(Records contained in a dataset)
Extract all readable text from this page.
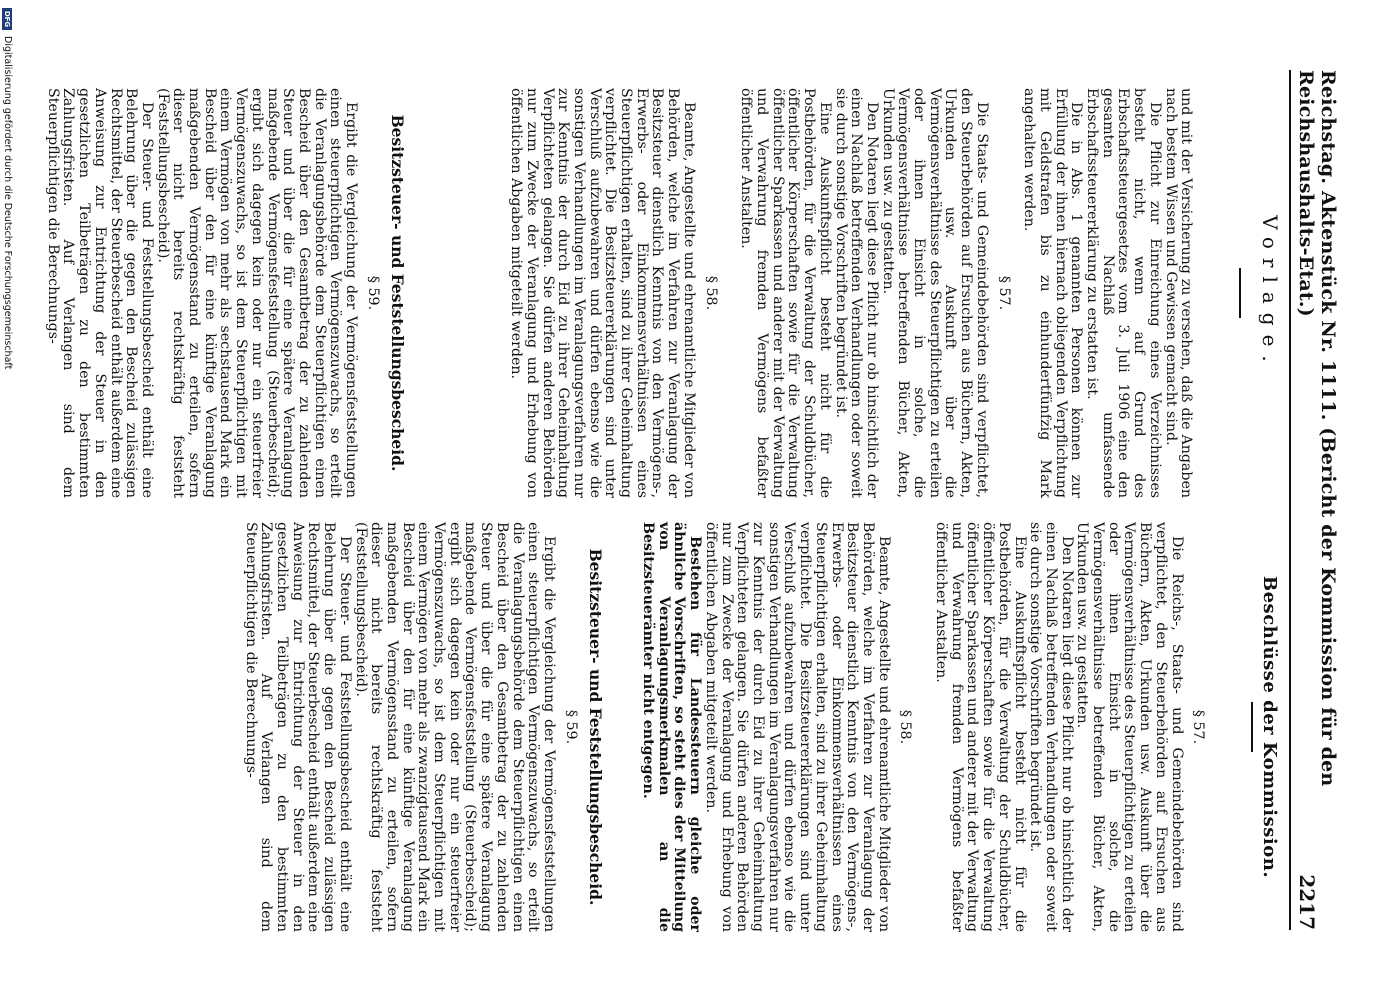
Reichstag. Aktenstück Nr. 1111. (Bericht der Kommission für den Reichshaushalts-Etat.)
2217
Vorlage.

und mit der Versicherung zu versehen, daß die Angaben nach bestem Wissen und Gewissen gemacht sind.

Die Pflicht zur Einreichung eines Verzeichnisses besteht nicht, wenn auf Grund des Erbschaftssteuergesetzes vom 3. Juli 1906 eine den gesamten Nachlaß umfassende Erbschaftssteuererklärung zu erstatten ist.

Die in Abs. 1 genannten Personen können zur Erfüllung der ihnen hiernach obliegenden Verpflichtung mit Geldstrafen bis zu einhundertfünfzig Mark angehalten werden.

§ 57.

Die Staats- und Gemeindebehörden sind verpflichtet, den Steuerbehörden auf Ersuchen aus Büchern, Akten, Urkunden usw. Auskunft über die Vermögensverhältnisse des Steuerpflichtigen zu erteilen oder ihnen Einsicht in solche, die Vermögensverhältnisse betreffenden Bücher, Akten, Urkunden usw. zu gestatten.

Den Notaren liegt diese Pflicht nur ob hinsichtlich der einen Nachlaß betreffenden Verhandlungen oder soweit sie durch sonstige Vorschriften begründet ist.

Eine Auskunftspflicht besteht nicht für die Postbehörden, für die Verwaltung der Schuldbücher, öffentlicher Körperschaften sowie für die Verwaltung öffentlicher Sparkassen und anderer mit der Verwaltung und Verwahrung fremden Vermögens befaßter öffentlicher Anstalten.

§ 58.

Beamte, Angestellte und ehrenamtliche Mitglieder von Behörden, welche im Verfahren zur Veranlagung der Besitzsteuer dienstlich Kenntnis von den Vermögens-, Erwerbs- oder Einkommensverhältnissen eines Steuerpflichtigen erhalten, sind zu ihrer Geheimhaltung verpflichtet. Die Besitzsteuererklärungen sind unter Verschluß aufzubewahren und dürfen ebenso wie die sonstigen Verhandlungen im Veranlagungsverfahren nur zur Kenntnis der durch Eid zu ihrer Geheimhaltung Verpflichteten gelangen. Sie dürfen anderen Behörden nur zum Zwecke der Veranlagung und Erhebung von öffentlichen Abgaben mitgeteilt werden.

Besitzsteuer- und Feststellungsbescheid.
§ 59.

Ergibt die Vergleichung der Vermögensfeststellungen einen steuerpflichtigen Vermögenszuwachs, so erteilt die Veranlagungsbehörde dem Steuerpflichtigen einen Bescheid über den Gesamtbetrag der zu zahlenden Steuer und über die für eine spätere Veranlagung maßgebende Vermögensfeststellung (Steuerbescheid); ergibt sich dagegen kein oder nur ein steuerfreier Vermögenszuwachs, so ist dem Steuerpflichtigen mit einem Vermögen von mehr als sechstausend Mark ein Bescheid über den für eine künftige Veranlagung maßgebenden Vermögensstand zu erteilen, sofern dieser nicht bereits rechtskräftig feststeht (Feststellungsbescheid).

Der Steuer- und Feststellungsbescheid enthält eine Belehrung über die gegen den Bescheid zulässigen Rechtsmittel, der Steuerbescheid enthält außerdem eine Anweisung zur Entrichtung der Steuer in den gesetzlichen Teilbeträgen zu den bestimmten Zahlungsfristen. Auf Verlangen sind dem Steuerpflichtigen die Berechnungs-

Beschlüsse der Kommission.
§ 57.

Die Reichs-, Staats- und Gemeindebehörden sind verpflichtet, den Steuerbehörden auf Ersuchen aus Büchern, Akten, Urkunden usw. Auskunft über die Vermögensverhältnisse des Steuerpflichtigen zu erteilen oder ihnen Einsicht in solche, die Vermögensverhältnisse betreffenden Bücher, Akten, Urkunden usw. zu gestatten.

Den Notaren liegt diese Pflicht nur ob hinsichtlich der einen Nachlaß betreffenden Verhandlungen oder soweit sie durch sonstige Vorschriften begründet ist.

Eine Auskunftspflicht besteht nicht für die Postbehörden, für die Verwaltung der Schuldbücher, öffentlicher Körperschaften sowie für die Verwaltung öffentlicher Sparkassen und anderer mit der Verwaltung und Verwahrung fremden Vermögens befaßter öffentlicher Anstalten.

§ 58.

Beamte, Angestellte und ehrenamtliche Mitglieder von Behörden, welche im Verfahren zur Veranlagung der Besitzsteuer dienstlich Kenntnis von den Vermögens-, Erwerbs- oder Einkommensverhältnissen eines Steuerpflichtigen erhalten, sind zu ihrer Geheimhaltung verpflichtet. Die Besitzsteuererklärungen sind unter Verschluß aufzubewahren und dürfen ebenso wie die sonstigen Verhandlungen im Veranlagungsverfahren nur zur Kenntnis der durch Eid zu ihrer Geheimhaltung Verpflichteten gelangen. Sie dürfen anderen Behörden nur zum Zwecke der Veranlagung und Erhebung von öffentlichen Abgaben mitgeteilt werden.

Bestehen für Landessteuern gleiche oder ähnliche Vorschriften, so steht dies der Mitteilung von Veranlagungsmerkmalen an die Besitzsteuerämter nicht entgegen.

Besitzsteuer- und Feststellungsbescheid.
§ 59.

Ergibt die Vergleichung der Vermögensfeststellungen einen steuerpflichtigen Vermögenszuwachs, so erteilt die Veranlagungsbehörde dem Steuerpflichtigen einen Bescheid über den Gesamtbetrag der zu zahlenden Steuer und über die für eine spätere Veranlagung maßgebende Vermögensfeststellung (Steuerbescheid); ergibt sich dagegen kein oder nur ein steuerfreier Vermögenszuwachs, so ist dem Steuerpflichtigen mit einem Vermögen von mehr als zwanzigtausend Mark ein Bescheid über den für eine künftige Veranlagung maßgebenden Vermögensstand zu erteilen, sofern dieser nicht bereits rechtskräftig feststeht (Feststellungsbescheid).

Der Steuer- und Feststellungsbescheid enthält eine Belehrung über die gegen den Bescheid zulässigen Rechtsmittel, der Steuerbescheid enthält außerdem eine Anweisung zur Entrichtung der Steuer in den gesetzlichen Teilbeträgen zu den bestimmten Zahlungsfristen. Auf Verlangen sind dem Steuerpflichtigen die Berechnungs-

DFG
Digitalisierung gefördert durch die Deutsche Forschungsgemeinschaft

---

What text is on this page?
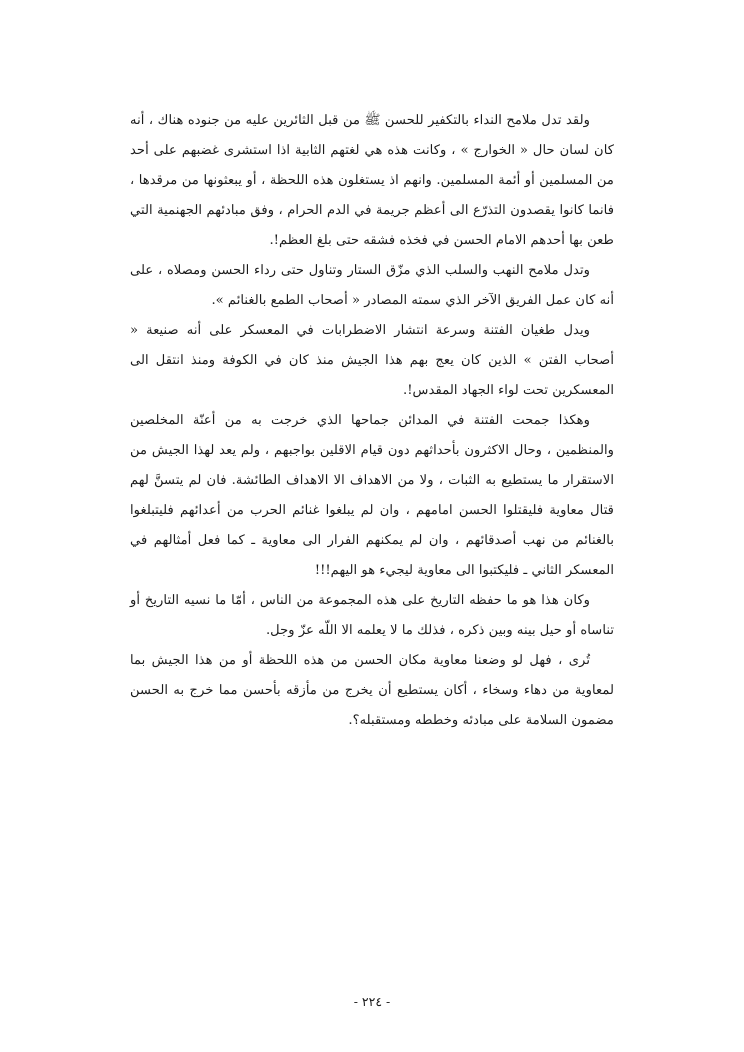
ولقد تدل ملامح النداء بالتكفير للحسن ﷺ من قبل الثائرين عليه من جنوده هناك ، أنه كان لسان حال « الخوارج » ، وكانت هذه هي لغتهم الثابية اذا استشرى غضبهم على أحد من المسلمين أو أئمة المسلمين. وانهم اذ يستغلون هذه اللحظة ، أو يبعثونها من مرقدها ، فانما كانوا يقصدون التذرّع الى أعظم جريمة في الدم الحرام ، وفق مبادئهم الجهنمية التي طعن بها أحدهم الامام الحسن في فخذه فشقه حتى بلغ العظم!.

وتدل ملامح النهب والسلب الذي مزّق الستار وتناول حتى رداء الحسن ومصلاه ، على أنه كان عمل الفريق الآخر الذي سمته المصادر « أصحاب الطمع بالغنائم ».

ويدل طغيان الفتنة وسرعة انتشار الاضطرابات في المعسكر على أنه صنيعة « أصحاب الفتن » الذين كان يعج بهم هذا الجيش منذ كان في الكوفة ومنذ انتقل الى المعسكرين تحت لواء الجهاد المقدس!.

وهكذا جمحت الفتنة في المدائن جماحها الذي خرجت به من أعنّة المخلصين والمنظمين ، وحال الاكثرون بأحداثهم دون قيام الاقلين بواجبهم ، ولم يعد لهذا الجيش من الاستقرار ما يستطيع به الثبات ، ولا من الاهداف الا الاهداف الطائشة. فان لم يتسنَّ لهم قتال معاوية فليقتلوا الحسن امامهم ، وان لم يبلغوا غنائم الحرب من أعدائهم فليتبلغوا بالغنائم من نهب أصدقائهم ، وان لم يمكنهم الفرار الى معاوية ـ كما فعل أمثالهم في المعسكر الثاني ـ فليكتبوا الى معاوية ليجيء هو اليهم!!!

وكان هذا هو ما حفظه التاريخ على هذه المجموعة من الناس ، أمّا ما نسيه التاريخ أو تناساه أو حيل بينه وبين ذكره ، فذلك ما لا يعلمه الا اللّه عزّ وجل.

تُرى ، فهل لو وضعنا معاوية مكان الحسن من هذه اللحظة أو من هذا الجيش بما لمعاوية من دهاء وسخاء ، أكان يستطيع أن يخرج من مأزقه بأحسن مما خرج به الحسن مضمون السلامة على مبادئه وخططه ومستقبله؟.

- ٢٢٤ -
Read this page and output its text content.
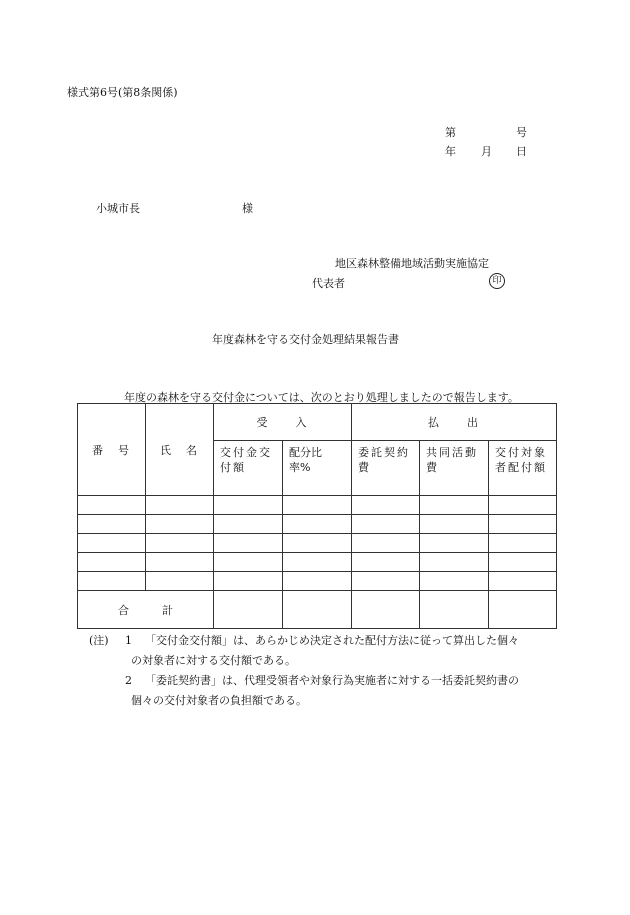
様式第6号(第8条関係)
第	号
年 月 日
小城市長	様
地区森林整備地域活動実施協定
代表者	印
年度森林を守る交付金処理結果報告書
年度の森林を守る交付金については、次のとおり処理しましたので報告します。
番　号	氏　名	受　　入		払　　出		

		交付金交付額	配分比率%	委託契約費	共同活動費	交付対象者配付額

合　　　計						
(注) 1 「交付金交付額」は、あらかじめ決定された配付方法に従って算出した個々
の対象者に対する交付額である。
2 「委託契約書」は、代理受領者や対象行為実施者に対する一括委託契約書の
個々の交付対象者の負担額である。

* * *

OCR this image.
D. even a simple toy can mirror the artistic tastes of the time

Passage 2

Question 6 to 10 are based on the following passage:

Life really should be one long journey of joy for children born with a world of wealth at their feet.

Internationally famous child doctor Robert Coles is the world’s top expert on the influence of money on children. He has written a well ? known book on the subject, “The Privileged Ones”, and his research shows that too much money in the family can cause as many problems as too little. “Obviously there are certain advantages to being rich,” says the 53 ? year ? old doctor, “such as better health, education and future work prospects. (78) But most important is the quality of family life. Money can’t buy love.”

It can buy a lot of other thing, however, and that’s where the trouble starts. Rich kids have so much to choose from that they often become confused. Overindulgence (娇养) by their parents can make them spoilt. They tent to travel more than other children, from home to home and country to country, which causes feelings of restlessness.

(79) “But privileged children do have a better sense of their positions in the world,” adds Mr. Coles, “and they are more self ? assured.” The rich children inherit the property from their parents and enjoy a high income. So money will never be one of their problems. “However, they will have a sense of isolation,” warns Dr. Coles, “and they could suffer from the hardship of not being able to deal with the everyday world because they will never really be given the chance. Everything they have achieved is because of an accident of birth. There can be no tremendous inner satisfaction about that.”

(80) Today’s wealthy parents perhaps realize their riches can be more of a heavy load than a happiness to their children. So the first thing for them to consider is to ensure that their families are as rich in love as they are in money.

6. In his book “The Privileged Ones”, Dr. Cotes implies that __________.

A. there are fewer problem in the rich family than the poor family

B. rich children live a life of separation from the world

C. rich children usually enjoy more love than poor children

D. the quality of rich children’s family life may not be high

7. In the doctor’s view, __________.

__Required task__: Among the entries above, how many lines include the word "this"? Give the number with no comment.

__Complete answer__: 4